--- Begin LISTED ENTRIES ---
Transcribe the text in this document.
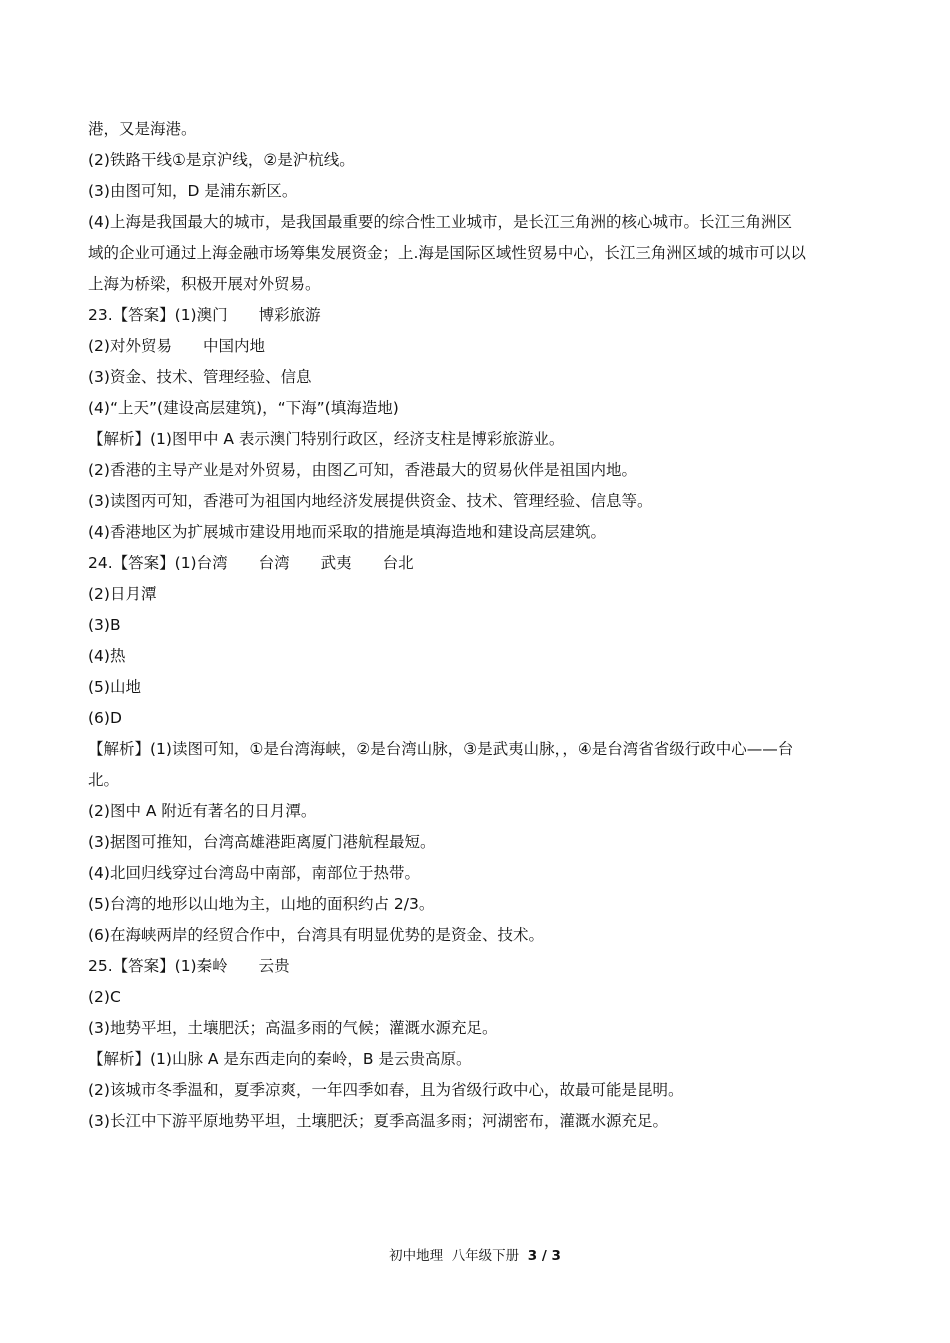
港，又是海港。
(2)铁路干线①是京沪线，②是沪杭线。
(3)由图可知，D 是浦东新区。
(4)上海是我国最大的城市，是我国最重要的综合性工业城市，是长江三角洲的核心城市。长江三角洲区
域的企业可通过上海金融市场筹集发展资金；上.海是国际区域性贸易中心，长江三角洲区域的城市可以以
上海为桥梁，积极开展对外贸易。
23.【答案】(1)澳门　　博彩旅游
(2)对外贸易　　中国内地
(3)资金、技术、管理经验、信息
(4)“上天”(建设高层建筑)，“下海”(填海造地)
【解析】(1)图甲中 A 表示澳门特别行政区，经济支柱是博彩旅游业。
(2)香港的主导产业是对外贸易，由图乙可知，香港最大的贸易伙伴是祖国内地。
(3)读图丙可知，香港可为祖国内地经济发展提供资金、技术、管理经验、信息等。
(4)香港地区为扩展城市建设用地而采取的措施是填海造地和建设高层建筑。
24.【答案】(1)台湾　　台湾　　武夷　　台北
(2)日月潭
(3)B
(4)热
(5)山地
(6)D
【解析】(1)读图可知，①是台湾海峡，②是台湾山脉，③是武夷山脉，，④是台湾省省级行政中心——台
北。
(2)图中 A 附近有著名的日月潭。
(3)据图可推知，台湾高雄港距离厦门港航程最短。
(4)北回归线穿过台湾岛中南部，南部位于热带。
(5)台湾的地形以山地为主，山地的面积约占 2/3。
(6)在海峡两岸的经贸合作中，台湾具有明显优势的是资金、技术。
25.【答案】(1)秦岭　　云贵
(2)C
(3)地势平坦，土壤肥沃；高温多雨的气候；灌溉水源充足。
【解析】(1)山脉 A 是东西走向的秦岭，B 是云贵高原。
(2)该城市冬季温和，夏季凉爽，一年四季如春，且为省级行政中心，故最可能是昆明。
(3)长江中下游平原地势平坦，土壤肥沃；夏季高温多雨；河湖密布，灌溉水源充足。
初中地理 八年级下册 3 / 3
--- End LISTED ENTRIES ---
(WHAT IS BEING ASKED): Write out each line of the data that holds the string "土壤肥沃".

(PROBLEM SOLUTION):
(3)地势平坦，土壤肥沃；高温多雨的气候；灌溉水源充足。
(3)长江中下游平原地势平坦，土壤肥沃；夏季高温多雨；河湖密布，灌溉水源充足。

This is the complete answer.